● **Work instructions**:
Here are some records; quote them exactly, leaving out the pictures.

[start]

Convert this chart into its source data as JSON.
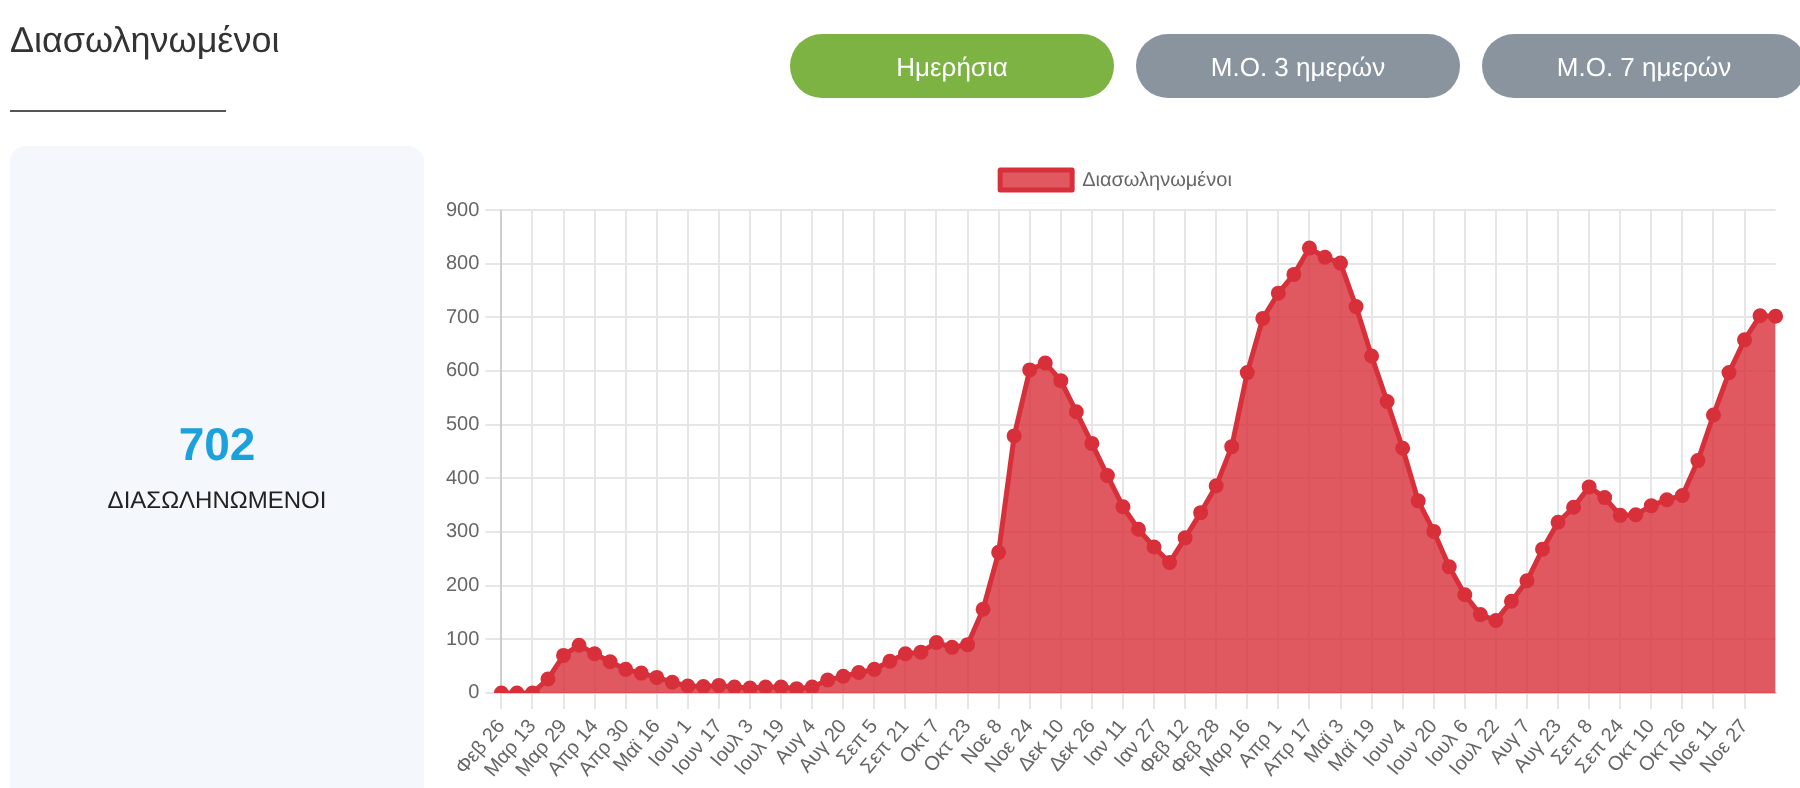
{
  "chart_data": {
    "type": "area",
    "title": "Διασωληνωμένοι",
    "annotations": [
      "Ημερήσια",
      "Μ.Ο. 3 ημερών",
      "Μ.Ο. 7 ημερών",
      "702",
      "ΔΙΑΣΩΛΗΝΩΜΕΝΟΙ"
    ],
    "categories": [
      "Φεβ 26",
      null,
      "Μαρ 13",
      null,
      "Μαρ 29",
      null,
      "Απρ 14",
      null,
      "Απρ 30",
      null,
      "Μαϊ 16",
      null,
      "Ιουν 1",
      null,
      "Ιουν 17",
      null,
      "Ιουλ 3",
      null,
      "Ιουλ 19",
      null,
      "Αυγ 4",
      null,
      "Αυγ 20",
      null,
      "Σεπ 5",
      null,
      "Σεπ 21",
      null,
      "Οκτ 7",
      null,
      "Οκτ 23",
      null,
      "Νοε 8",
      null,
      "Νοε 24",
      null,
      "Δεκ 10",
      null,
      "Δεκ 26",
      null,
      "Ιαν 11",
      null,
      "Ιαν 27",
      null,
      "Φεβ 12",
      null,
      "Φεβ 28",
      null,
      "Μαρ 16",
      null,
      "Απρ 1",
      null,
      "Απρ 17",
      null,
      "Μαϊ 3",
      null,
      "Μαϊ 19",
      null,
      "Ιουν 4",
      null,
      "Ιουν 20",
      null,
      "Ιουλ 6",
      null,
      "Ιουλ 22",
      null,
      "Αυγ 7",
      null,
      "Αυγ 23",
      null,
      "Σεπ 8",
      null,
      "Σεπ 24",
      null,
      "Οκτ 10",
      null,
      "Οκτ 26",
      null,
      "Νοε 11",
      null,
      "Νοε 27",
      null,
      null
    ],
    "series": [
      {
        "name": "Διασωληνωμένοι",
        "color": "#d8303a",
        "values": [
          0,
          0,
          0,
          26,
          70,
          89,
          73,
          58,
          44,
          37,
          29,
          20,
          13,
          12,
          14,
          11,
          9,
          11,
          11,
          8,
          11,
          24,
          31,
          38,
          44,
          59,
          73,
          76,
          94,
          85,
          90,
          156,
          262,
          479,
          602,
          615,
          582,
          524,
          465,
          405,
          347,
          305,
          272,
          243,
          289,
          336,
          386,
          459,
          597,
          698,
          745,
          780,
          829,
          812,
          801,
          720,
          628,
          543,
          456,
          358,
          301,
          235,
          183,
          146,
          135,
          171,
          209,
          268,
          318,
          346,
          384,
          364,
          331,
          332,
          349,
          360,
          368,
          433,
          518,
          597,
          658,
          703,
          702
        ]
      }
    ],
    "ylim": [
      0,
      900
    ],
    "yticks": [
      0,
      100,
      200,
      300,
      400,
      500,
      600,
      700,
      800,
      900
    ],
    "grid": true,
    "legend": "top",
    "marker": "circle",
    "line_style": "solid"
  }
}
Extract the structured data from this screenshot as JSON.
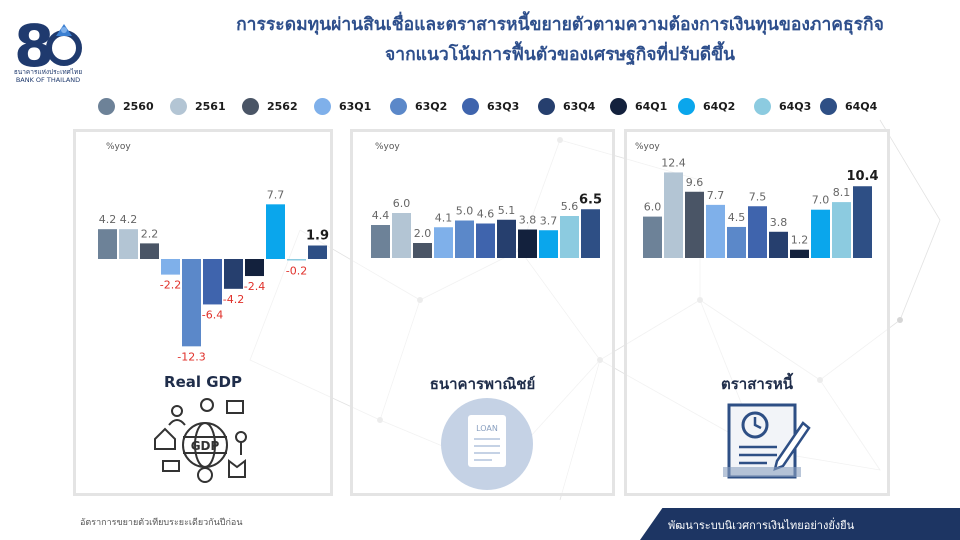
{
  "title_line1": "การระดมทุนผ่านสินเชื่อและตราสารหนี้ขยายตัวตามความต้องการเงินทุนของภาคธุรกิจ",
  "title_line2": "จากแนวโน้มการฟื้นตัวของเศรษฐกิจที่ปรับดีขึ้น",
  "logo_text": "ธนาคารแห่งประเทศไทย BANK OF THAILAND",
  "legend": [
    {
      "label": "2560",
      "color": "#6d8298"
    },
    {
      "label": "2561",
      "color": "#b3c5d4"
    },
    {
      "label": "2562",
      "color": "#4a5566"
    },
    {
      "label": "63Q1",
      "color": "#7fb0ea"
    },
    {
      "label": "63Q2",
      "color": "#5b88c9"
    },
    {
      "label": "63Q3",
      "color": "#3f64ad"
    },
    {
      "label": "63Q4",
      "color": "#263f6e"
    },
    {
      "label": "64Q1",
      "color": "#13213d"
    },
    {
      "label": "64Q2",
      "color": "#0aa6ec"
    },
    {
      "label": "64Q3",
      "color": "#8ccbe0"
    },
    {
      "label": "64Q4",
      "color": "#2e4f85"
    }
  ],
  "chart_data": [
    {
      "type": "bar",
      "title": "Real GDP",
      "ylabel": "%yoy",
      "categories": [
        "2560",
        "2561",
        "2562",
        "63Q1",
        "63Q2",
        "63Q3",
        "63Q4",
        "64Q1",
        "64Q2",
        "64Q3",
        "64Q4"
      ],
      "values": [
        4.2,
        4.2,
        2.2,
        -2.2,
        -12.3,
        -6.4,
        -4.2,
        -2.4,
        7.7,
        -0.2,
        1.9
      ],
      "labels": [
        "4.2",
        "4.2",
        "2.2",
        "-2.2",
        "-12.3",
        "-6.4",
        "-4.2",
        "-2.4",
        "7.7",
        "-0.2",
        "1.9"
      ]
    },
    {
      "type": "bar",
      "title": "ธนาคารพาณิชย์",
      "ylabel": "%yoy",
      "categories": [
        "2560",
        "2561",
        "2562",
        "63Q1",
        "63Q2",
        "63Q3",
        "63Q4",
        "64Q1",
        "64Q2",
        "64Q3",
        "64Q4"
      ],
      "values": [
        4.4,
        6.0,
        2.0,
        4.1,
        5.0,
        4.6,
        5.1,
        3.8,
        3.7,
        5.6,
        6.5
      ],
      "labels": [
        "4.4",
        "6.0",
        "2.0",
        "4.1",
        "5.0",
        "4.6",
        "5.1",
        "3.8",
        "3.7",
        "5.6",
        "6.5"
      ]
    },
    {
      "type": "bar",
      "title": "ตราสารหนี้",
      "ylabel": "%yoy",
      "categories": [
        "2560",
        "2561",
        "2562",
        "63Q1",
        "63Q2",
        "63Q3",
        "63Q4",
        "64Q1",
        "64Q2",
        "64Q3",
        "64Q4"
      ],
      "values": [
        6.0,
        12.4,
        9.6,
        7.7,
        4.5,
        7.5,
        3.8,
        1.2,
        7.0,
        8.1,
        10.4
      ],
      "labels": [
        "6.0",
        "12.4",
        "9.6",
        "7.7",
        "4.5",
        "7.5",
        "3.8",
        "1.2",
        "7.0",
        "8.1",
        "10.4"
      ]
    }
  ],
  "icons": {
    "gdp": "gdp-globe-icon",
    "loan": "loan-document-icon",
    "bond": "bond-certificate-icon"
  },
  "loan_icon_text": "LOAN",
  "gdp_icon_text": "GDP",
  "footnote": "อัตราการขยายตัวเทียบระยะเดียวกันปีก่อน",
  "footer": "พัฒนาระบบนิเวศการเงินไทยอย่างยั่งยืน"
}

[end]

● **Task output**:
Convert this chart into its source data as JSON.
{
  "chart_data": {
    "type": "area",
    "title": "Διασωληνωμένοι",
    "annotations": [
      "Ημερήσια",
      "Μ.Ο. 3 ημερών",
      "Μ.Ο. 7 ημερών",
      "702",
      "ΔΙΑΣΩΛΗΝΩΜΕΝΟΙ"
    ],
    "categories": [
      "Φεβ 26",
      null,
      "Μαρ 13",
      null,
      "Μαρ 29",
      null,
      "Απρ 14",
      null,
      "Απρ 30",
      null,
      "Μαϊ 16",
      null,
      "Ιουν 1",
      null,
      "Ιουν 17",
      null,
      "Ιουλ 3",
      null,
      "Ιουλ 19",
      null,
      "Αυγ 4",
      null,
      "Αυγ 20",
      null,
      "Σεπ 5",
      null,
      "Σεπ 21",
      null,
      "Οκτ 7",
      null,
      "Οκτ 23",
      null,
      "Νοε 8",
      null,
      "Νοε 24",
      null,
      "Δεκ 10",
      null,
      "Δεκ 26",
      null,
      "Ιαν 11",
      null,
      "Ιαν 27",
      null,
      "Φεβ 12",
      null,
      "Φεβ 28",
      null,
      "Μαρ 16",
      null,
      "Απρ 1",
      null,
      "Απρ 17",
      null,
      "Μαϊ 3",
      null,
      "Μαϊ 19",
      null,
      "Ιουν 4",
      null,
      "Ιουν 20",
      null,
      "Ιουλ 6",
      null,
      "Ιουλ 22",
      null,
      "Αυγ 7",
      null,
      "Αυγ 23",
      null,
      "Σεπ 8",
      null,
      "Σεπ 24",
      null,
      "Οκτ 10",
      null,
      "Οκτ 26",
      null,
      "Νοε 11",
      null,
      "Νοε 27",
      null,
      null
    ],
    "series": [
      {
        "name": "Διασωληνωμένοι",
        "color": "#d8303a",
        "values": [
          0,
          0,
          0,
          26,
          70,
          89,
          73,
          58,
          44,
          37,
          29,
          20,
          13,
          12,
          14,
          11,
          9,
          11,
          11,
          8,
          11,
          24,
          31,
          38,
          44,
          59,
          73,
          76,
          94,
          85,
          90,
          156,
          262,
          479,
          602,
          615,
          582,
          524,
          465,
          405,
          347,
          305,
          272,
          243,
          289,
          336,
          386,
          459,
          597,
          698,
          745,
          780,
          829,
          812,
          801,
          720,
          628,
          543,
          456,
          358,
          301,
          235,
          183,
          146,
          135,
          171,
          209,
          268,
          318,
          346,
          384,
          364,
          331,
          332,
          349,
          360,
          368,
          433,
          518,
          597,
          658,
          703,
          702
        ]
      }
    ],
    "ylim": [
      0,
      900
    ],
    "yticks": [
      0,
      100,
      200,
      300,
      400,
      500,
      600,
      700,
      800,
      900
    ],
    "grid": true,
    "legend": "top",
    "marker": "circle",
    "line_style": "solid"
  }
}
Extract the structured data from this screenshot as JSON.
{
  "title_line1": "การระดมทุนผ่านสินเชื่อและตราสารหนี้ขยายตัวตามความต้องการเงินทุนของภาคธุรกิจ",
  "title_line2": "จากแนวโน้มการฟื้นตัวของเศรษฐกิจที่ปรับดีขึ้น",
  "logo_text": "ธนาคารแห่งประเทศไทย BANK OF THAILAND",
  "legend": [
    {
      "label": "2560",
      "color": "#6d8298"
    },
    {
      "label": "2561",
      "color": "#b3c5d4"
    },
    {
      "label": "2562",
      "color": "#4a5566"
    },
    {
      "label": "63Q1",
      "color": "#7fb0ea"
    },
    {
      "label": "63Q2",
      "color": "#5b88c9"
    },
    {
      "label": "63Q3",
      "color": "#3f64ad"
    },
    {
      "label": "63Q4",
      "color": "#263f6e"
    },
    {
      "label": "64Q1",
      "color": "#13213d"
    },
    {
      "label": "64Q2",
      "color": "#0aa6ec"
    },
    {
      "label": "64Q3",
      "color": "#8ccbe0"
    },
    {
      "label": "64Q4",
      "color": "#2e4f85"
    }
  ],
  "chart_data": [
    {
      "type": "bar",
      "title": "Real GDP",
      "ylabel": "%yoy",
      "categories": [
        "2560",
        "2561",
        "2562",
        "63Q1",
        "63Q2",
        "63Q3",
        "63Q4",
        "64Q1",
        "64Q2",
        "64Q3",
        "64Q4"
      ],
      "values": [
        4.2,
        4.2,
        2.2,
        -2.2,
        -12.3,
        -6.4,
        -4.2,
        -2.4,
        7.7,
        -0.2,
        1.9
      ],
      "labels": [
        "4.2",
        "4.2",
        "2.2",
        "-2.2",
        "-12.3",
        "-6.4",
        "-4.2",
        "-2.4",
        "7.7",
        "-0.2",
        "1.9"
      ]
    },
    {
      "type": "bar",
      "title": "ธนาคารพาณิชย์",
      "ylabel": "%yoy",
      "categories": [
        "2560",
        "2561",
        "2562",
        "63Q1",
        "63Q2",
        "63Q3",
        "63Q4",
        "64Q1",
        "64Q2",
        "64Q3",
        "64Q4"
      ],
      "values": [
        4.4,
        6.0,
        2.0,
        4.1,
        5.0,
        4.6,
        5.1,
        3.8,
        3.7,
        5.6,
        6.5
      ],
      "labels": [
        "4.4",
        "6.0",
        "2.0",
        "4.1",
        "5.0",
        "4.6",
        "5.1",
        "3.8",
        "3.7",
        "5.6",
        "6.5"
      ]
    },
    {
      "type": "bar",
      "title": "ตราสารหนี้",
      "ylabel": "%yoy",
      "categories": [
        "2560",
        "2561",
        "2562",
        "63Q1",
        "63Q2",
        "63Q3",
        "63Q4",
        "64Q1",
        "64Q2",
        "64Q3",
        "64Q4"
      ],
      "values": [
        6.0,
        12.4,
        9.6,
        7.7,
        4.5,
        7.5,
        3.8,
        1.2,
        7.0,
        8.1,
        10.4
      ],
      "labels": [
        "6.0",
        "12.4",
        "9.6",
        "7.7",
        "4.5",
        "7.5",
        "3.8",
        "1.2",
        "7.0",
        "8.1",
        "10.4"
      ]
    }
  ],
  "icons": {
    "gdp": "gdp-globe-icon",
    "loan": "loan-document-icon",
    "bond": "bond-certificate-icon"
  },
  "loan_icon_text": "LOAN",
  "gdp_icon_text": "GDP",
  "footnote": "อัตราการขยายตัวเทียบระยะเดียวกันปีก่อน",
  "footer": "พัฒนาระบบนิเวศการเงินไทยอย่างยั่งยืน"
}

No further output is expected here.